SET TASK:
Write out the whole of the material exactly.
* start TASK INPUTS *
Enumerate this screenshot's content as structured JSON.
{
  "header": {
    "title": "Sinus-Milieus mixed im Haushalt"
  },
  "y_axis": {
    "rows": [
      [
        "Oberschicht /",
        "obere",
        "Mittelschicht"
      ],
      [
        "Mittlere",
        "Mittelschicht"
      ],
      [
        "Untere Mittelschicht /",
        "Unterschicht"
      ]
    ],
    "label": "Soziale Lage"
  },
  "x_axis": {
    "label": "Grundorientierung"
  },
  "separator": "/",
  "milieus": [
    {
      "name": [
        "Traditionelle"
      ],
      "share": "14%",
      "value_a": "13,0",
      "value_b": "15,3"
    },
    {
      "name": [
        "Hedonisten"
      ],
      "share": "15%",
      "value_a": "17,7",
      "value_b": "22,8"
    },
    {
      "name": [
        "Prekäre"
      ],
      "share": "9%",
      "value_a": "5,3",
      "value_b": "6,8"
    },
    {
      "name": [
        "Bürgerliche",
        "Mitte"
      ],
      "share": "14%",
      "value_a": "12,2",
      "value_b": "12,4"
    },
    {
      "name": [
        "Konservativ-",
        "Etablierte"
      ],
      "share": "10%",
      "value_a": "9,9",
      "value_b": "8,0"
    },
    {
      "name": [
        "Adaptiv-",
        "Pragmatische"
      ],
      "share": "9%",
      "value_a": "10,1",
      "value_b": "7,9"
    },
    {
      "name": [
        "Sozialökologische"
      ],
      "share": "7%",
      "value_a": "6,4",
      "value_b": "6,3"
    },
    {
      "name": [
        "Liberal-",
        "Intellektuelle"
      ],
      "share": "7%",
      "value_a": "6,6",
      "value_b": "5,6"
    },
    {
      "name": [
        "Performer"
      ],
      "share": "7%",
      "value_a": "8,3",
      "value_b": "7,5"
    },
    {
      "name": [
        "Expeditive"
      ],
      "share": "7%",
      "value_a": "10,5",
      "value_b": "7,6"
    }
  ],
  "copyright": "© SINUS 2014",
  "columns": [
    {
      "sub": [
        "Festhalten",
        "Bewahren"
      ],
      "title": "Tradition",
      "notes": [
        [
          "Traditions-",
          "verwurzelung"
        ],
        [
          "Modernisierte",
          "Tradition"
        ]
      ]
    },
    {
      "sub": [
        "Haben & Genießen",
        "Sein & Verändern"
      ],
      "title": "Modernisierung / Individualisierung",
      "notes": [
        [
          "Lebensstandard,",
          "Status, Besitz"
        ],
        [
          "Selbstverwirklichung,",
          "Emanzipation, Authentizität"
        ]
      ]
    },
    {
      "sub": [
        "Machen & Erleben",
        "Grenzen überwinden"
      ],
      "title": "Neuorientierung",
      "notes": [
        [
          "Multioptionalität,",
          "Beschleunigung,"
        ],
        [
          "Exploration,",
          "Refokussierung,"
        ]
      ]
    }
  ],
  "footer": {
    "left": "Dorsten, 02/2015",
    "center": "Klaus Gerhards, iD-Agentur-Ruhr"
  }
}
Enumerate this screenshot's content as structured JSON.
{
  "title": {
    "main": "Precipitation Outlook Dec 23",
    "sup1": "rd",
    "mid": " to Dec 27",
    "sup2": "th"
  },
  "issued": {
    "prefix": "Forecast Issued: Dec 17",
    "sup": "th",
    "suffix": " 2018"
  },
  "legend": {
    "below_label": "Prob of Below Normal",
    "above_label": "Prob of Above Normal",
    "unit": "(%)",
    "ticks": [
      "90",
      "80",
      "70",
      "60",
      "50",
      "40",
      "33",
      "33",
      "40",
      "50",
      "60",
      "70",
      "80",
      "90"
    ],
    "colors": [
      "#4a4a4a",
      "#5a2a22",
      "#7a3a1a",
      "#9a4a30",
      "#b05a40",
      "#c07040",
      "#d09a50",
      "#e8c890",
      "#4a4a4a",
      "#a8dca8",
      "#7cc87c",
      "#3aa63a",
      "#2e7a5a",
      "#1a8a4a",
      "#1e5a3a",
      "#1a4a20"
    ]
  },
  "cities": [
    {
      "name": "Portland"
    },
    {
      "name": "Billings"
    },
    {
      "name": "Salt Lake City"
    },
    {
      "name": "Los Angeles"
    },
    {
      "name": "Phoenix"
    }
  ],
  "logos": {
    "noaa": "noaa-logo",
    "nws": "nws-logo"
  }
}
* end TASK INPUTS *
IN RESPONSE:
Enumerate this screenshot's content as structured JSON.
{
  "header": {
    "title": "Sinus-Milieus mixed im Haushalt"
  },
  "y_axis": {
    "rows": [
      [
        "Oberschicht /",
        "obere",
        "Mittelschicht"
      ],
      [
        "Mittlere",
        "Mittelschicht"
      ],
      [
        "Untere Mittelschicht /",
        "Unterschicht"
      ]
    ],
    "label": "Soziale Lage"
  },
  "x_axis": {
    "label": "Grundorientierung"
  },
  "separator": "/",
  "milieus": [
    {
      "name": [
        "Traditionelle"
      ],
      "share": "14%",
      "value_a": "13,0",
      "value_b": "15,3"
    },
    {
      "name": [
        "Hedonisten"
      ],
      "share": "15%",
      "value_a": "17,7",
      "value_b": "22,8"
    },
    {
      "name": [
        "Prekäre"
      ],
      "share": "9%",
      "value_a": "5,3",
      "value_b": "6,8"
    },
    {
      "name": [
        "Bürgerliche",
        "Mitte"
      ],
      "share": "14%",
      "value_a": "12,2",
      "value_b": "12,4"
    },
    {
      "name": [
        "Konservativ-",
        "Etablierte"
      ],
      "share": "10%",
      "value_a": "9,9",
      "value_b": "8,0"
    },
    {
      "name": [
        "Adaptiv-",
        "Pragmatische"
      ],
      "share": "9%",
      "value_a": "10,1",
      "value_b": "7,9"
    },
    {
      "name": [
        "Sozialökologische"
      ],
      "share": "7%",
      "value_a": "6,4",
      "value_b": "6,3"
    },
    {
      "name": [
        "Liberal-",
        "Intellektuelle"
      ],
      "share": "7%",
      "value_a": "6,6",
      "value_b": "5,6"
    },
    {
      "name": [
        "Performer"
      ],
      "share": "7%",
      "value_a": "8,3",
      "value_b": "7,5"
    },
    {
      "name": [
        "Expeditive"
      ],
      "share": "7%",
      "value_a": "10,5",
      "value_b": "7,6"
    }
  ],
  "copyright": "© SINUS 2014",
  "columns": [
    {
      "sub": [
        "Festhalten",
        "Bewahren"
      ],
      "title": "Tradition",
      "notes": [
        [
          "Traditions-",
          "verwurzelung"
        ],
        [
          "Modernisierte",
          "Tradition"
        ]
      ]
    },
    {
      "sub": [
        "Haben & Genießen",
        "Sein & Verändern"
      ],
      "title": "Modernisierung / Individualisierung",
      "notes": [
        [
          "Lebensstandard,",
          "Status, Besitz"
        ],
        [
          "Selbstverwirklichung,",
          "Emanzipation, Authentizität"
        ]
      ]
    },
    {
      "sub": [
        "Machen & Erleben",
        "Grenzen überwinden"
      ],
      "title": "Neuorientierung",
      "notes": [
        [
          "Multioptionalität,",
          "Beschleunigung,"
        ],
        [
          "Exploration,",
          "Refokussierung,"
        ]
      ]
    }
  ],
  "footer": {
    "left": "Dorsten, 02/2015",
    "center": "Klaus Gerhards, iD-Agentur-Ruhr"
  }
}
Enumerate this screenshot's content as structured JSON.
{
  "title": {
    "main": "Precipitation Outlook Dec 23",
    "sup1": "rd",
    "mid": " to Dec 27",
    "sup2": "th"
  },
  "issued": {
    "prefix": "Forecast Issued: Dec 17",
    "sup": "th",
    "suffix": " 2018"
  },
  "legend": {
    "below_label": "Prob of Below Normal",
    "above_label": "Prob of Above Normal",
    "unit": "(%)",
    "ticks": [
      "90",
      "80",
      "70",
      "60",
      "50",
      "40",
      "33",
      "33",
      "40",
      "50",
      "60",
      "70",
      "80",
      "90"
    ],
    "colors": [
      "#4a4a4a",
      "#5a2a22",
      "#7a3a1a",
      "#9a4a30",
      "#b05a40",
      "#c07040",
      "#d09a50",
      "#e8c890",
      "#4a4a4a",
      "#a8dca8",
      "#7cc87c",
      "#3aa63a",
      "#2e7a5a",
      "#1a8a4a",
      "#1e5a3a",
      "#1a4a20"
    ]
  },
  "cities": [
    {
      "name": "Portland"
    },
    {
      "name": "Billings"
    },
    {
      "name": "Salt Lake City"
    },
    {
      "name": "Los Angeles"
    },
    {
      "name": "Phoenix"
    }
  ],
  "logos": {
    "noaa": "noaa-logo",
    "nws": "nws-logo"
  }
}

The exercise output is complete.